Entries provided >>
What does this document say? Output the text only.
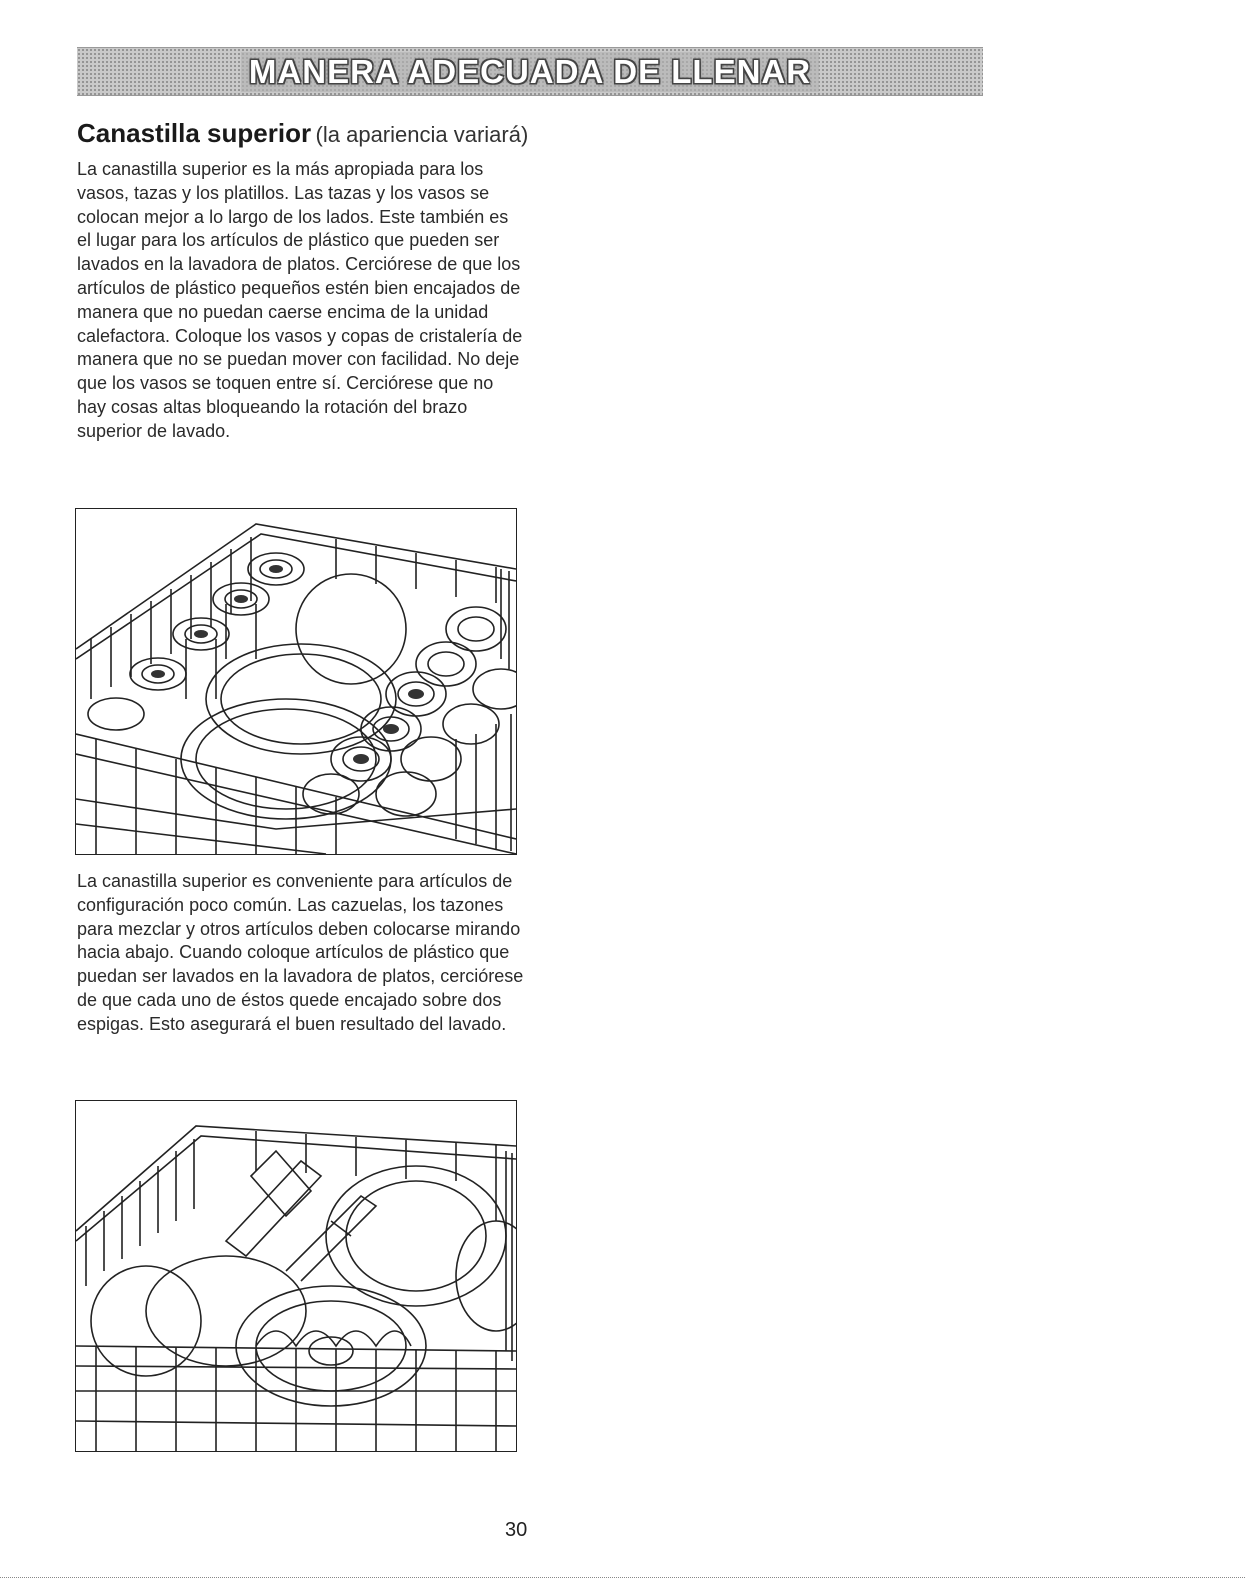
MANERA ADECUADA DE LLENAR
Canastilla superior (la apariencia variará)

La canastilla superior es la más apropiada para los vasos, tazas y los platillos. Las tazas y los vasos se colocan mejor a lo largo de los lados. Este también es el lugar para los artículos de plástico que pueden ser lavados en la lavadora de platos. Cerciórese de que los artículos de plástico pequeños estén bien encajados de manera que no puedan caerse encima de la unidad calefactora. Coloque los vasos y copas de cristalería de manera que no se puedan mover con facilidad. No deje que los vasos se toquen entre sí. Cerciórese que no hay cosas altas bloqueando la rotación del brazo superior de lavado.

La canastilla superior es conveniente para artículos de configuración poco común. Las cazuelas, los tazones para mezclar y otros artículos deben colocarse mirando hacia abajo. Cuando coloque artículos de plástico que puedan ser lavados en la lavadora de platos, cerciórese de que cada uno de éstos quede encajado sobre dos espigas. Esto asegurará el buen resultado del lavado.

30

Directions for this task >> Reproduce the entries above without change, omitting all pictures.

Task solution >>
What does this document say? Output the text only.
MANERA ADECUADA DE LLENAR
Canastilla superior (la apariencia variará)

La canastilla superior es la más apropiada para los vasos, tazas y los platillos. Las tazas y los vasos se colocan mejor a lo largo de los lados. Este también es el lugar para los artículos de plástico que pueden ser lavados en la lavadora de platos. Cerciórese de que los artículos de plástico pequeños estén bien encajados de manera que no puedan caerse encima de la unidad calefactora. Coloque los vasos y copas de cristalería de manera que no se puedan mover con facilidad. No deje que los vasos se toquen entre sí. Cerciórese que no hay cosas altas bloqueando la rotación del brazo superior de lavado.

La canastilla superior es conveniente para artículos de configuración poco común. Las cazuelas, los tazones para mezclar y otros artículos deben colocarse mirando hacia abajo. Cuando coloque artículos de plástico que puedan ser lavados en la lavadora de platos, cerciórese de que cada uno de éstos quede encajado sobre dos espigas. Esto asegurará el buen resultado del lavado.

30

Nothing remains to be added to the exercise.